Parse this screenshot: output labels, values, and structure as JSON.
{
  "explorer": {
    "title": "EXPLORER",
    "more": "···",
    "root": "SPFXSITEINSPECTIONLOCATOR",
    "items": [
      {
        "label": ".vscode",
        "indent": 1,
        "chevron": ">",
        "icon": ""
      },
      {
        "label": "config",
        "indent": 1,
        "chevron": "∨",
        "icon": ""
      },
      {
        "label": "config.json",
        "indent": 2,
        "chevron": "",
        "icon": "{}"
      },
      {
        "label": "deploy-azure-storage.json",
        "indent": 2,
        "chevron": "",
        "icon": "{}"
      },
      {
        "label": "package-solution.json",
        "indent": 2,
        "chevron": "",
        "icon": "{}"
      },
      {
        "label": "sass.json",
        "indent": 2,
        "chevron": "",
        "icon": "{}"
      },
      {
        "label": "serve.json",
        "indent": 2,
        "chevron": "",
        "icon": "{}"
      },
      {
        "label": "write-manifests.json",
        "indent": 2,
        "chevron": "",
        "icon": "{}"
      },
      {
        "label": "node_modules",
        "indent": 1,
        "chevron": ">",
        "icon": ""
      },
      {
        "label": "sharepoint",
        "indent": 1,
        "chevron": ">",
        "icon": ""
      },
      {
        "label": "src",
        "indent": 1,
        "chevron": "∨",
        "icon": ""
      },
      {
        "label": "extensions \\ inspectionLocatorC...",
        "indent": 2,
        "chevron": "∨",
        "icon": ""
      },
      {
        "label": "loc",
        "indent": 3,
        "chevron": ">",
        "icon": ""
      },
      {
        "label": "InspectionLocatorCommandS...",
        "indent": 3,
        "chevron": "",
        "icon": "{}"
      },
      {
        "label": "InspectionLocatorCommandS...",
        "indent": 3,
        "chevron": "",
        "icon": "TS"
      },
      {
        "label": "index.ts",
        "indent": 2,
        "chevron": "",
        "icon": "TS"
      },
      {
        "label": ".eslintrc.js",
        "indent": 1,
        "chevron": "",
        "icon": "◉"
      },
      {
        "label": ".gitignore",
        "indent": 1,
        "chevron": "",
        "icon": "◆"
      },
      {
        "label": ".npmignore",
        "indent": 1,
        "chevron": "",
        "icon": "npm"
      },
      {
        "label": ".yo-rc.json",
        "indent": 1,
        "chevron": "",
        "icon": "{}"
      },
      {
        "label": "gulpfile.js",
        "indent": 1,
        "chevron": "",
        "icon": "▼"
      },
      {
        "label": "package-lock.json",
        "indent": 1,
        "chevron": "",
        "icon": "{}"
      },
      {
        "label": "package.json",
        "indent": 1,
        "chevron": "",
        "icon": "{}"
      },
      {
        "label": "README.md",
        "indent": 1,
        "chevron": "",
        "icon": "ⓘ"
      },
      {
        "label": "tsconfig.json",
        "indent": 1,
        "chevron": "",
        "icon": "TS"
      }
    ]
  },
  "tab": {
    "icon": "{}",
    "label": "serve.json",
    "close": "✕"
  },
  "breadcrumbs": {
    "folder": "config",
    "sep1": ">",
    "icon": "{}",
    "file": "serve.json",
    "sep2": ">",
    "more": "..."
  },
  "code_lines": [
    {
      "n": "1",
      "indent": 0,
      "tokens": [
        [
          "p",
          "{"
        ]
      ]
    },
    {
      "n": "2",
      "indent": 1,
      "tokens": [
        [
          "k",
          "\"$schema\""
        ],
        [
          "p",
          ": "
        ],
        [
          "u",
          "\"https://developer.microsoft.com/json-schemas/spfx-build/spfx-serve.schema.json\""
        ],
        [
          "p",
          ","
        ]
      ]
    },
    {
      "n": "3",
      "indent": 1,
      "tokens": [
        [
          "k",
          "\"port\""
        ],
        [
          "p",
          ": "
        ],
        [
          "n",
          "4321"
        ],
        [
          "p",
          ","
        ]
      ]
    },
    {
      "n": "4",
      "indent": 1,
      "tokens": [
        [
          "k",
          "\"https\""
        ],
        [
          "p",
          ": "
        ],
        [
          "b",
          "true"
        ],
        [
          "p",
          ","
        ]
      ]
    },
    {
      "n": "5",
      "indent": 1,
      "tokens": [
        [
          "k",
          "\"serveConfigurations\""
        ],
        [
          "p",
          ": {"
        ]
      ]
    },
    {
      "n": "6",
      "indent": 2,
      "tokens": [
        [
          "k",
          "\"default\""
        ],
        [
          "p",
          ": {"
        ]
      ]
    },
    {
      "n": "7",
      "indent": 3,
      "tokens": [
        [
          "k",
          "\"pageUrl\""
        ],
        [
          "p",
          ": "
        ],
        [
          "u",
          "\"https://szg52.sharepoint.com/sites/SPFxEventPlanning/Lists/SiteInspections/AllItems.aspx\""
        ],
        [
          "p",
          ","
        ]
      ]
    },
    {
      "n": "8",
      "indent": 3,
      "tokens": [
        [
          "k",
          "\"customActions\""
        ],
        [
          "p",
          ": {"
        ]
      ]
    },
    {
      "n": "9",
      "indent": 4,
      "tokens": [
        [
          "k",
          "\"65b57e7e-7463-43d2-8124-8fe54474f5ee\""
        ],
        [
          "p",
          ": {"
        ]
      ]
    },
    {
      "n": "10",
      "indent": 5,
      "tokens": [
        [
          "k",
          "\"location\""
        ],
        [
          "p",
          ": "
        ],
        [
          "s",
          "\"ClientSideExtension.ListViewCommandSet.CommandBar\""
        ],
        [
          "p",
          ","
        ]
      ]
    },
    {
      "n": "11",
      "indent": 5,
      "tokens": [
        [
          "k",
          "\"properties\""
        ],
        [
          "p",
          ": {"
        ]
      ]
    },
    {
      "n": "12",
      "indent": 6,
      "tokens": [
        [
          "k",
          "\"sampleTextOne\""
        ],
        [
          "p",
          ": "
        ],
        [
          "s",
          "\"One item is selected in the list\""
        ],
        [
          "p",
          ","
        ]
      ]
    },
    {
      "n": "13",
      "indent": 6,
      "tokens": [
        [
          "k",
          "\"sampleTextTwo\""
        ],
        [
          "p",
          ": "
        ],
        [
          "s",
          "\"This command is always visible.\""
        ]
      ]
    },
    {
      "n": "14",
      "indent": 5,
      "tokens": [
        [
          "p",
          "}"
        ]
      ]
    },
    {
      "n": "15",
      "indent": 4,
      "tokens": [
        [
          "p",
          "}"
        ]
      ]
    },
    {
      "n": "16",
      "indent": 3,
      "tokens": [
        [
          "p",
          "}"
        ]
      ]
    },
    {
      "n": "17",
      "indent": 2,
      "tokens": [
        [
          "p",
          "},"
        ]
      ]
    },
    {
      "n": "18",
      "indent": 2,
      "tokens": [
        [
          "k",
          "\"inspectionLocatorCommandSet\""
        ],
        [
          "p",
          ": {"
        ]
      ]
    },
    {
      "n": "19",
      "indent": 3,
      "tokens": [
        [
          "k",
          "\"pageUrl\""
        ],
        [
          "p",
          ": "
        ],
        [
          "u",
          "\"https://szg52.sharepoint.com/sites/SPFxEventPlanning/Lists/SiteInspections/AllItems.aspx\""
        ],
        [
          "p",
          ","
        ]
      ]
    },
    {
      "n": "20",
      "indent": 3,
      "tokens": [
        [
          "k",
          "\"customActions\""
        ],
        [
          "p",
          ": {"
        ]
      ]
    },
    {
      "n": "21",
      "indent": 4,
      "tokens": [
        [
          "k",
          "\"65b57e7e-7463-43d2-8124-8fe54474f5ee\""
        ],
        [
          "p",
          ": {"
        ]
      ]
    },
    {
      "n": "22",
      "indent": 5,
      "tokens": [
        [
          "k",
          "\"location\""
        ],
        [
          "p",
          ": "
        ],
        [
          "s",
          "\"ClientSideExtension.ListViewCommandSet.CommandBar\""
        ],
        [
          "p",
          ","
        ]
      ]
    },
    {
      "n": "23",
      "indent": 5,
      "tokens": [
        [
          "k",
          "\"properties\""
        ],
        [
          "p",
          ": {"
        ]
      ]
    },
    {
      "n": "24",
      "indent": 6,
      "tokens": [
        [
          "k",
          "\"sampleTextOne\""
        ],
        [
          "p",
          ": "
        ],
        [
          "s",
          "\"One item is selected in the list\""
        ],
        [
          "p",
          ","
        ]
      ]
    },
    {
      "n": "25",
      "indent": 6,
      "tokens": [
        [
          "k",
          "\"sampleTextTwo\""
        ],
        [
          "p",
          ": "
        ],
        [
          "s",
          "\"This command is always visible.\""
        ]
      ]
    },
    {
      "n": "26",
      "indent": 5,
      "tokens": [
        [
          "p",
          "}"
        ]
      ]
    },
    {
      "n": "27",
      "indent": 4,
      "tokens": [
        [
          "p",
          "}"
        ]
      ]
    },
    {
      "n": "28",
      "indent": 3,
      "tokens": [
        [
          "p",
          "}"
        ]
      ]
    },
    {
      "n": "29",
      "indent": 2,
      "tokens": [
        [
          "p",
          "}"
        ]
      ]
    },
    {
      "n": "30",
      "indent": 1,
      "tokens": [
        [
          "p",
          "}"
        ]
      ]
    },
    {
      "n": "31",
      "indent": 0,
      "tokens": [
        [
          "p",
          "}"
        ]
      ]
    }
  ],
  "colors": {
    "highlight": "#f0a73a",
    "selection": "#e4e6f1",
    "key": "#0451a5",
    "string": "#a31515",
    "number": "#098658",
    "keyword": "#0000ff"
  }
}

---

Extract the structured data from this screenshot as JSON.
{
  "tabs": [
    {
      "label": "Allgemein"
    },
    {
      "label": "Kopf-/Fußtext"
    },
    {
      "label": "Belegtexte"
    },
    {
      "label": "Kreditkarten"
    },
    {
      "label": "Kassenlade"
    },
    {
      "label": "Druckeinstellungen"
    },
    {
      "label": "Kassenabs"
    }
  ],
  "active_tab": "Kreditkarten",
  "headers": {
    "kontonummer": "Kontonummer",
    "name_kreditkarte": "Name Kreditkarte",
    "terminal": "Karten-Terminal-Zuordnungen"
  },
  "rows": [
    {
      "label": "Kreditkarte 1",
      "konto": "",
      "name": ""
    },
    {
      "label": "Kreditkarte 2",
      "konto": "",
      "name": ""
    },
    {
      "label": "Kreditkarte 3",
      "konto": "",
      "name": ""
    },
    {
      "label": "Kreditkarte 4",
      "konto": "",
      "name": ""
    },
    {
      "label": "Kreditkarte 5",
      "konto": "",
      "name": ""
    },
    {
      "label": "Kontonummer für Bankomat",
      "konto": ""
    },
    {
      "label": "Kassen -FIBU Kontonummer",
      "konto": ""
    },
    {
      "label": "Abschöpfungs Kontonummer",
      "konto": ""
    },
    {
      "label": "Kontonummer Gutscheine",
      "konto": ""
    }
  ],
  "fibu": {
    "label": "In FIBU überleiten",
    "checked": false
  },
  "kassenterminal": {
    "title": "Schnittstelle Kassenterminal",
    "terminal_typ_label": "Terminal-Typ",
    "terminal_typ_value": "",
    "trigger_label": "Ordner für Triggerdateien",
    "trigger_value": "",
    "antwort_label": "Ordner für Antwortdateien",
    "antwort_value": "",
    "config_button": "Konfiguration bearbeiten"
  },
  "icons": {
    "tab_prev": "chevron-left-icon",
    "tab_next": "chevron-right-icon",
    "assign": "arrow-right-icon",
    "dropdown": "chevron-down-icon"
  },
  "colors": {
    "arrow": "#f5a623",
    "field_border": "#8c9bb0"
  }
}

--

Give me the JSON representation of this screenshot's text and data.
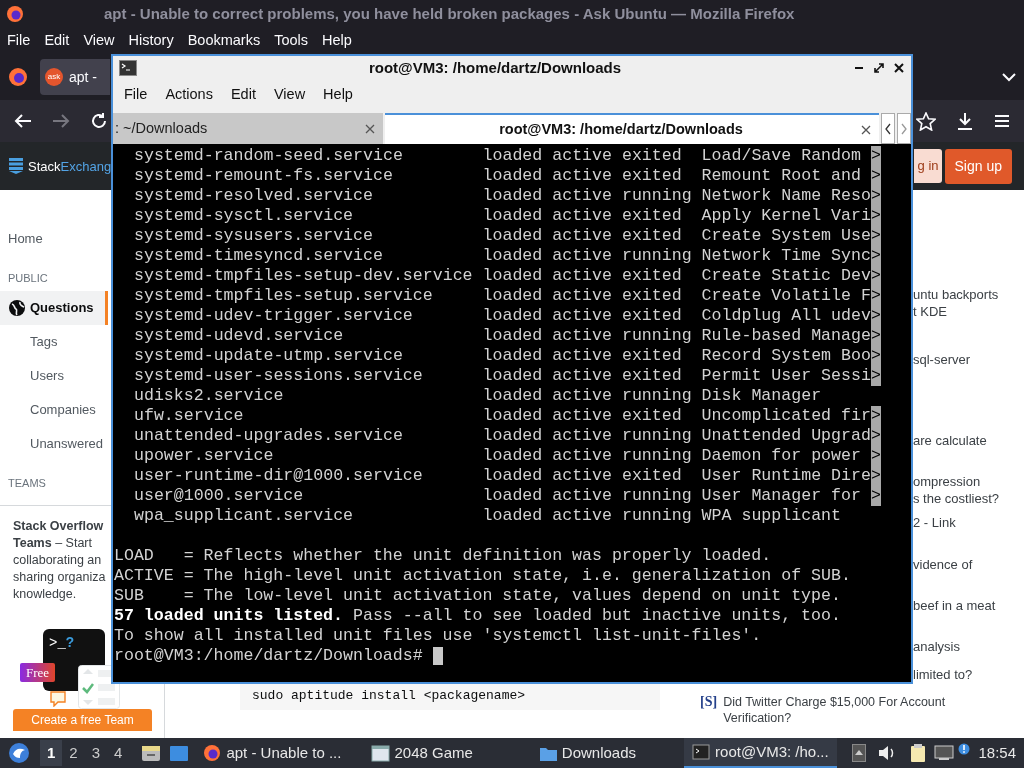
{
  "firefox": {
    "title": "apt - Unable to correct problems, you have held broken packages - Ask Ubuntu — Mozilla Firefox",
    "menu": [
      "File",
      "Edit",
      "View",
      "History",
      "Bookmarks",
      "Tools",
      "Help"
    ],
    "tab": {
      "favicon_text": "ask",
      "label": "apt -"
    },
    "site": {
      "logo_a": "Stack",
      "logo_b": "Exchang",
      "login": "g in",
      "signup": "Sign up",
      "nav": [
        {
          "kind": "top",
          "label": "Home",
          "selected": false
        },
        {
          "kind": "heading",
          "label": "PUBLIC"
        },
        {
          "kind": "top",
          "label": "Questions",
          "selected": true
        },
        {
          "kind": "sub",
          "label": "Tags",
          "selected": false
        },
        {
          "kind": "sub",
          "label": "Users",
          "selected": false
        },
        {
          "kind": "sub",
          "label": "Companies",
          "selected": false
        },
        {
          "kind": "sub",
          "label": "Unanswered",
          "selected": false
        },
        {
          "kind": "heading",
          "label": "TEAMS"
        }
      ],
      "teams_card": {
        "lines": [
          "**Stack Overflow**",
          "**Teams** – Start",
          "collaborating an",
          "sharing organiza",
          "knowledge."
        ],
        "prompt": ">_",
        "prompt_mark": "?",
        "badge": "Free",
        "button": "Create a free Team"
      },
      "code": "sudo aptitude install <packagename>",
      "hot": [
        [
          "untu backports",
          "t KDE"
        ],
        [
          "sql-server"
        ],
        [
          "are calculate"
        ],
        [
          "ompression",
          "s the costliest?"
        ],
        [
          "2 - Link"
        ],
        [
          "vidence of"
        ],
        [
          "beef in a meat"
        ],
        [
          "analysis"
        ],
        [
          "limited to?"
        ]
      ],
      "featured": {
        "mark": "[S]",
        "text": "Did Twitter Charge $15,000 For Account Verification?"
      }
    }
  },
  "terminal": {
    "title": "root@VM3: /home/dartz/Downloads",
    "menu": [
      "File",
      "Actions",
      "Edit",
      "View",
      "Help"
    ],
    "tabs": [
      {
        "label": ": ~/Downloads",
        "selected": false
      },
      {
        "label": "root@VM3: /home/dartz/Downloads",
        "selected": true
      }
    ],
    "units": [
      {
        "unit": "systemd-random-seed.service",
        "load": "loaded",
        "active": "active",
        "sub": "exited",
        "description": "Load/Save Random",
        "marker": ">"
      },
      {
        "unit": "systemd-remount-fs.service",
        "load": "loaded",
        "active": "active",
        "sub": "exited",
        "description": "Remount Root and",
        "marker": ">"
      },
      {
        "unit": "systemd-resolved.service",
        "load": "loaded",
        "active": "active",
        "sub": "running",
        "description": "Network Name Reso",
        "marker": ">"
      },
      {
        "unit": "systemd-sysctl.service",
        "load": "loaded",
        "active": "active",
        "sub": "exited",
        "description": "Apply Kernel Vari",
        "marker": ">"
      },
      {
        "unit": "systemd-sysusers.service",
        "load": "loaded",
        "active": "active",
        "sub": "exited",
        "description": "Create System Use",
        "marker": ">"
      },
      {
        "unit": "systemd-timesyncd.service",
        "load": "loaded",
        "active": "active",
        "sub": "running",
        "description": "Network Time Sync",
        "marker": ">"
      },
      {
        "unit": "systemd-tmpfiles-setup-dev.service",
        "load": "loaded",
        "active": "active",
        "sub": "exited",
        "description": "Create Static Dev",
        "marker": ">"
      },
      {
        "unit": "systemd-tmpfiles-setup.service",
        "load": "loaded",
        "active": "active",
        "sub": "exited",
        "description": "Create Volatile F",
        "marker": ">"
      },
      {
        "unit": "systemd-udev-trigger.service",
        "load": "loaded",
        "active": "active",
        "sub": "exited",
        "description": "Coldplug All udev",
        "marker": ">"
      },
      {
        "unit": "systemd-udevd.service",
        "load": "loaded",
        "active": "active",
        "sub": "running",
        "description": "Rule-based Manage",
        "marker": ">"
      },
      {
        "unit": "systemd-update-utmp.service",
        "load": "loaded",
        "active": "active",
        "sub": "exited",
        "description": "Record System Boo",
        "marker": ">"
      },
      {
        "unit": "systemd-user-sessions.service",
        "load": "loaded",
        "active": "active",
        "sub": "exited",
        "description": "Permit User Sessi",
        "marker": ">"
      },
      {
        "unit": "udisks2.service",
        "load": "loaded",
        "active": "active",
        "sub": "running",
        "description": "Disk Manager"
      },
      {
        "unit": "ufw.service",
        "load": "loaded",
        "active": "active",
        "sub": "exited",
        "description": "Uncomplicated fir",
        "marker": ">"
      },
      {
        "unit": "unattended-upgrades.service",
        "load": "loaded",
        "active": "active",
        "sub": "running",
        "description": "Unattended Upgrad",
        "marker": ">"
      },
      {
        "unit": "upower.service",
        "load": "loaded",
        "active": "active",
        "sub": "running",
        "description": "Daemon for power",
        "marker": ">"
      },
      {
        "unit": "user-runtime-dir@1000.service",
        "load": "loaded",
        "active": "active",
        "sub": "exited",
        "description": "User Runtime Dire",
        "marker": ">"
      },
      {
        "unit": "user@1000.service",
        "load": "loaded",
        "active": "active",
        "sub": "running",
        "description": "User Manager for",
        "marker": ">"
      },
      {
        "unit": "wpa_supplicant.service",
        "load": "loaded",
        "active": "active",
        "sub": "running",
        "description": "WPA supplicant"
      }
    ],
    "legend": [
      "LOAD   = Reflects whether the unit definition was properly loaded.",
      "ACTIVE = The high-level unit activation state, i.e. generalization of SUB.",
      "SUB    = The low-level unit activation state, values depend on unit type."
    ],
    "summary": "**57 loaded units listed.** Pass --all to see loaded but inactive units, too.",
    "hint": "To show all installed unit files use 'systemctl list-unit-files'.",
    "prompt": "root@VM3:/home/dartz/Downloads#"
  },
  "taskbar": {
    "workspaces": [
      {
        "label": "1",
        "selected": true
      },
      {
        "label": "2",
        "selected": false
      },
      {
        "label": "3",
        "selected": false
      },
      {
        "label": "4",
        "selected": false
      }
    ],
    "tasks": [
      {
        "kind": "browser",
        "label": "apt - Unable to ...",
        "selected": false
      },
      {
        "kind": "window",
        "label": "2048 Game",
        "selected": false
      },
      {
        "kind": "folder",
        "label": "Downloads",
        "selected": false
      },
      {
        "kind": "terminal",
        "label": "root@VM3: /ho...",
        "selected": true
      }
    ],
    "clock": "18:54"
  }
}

* BRIEF
In the records above, find each line that holds the word "arrow"; copy all such lines.

* EXERCISE OUTPUT
    "assign": "arrow-right-icon",
    "arrow": "#f5a623",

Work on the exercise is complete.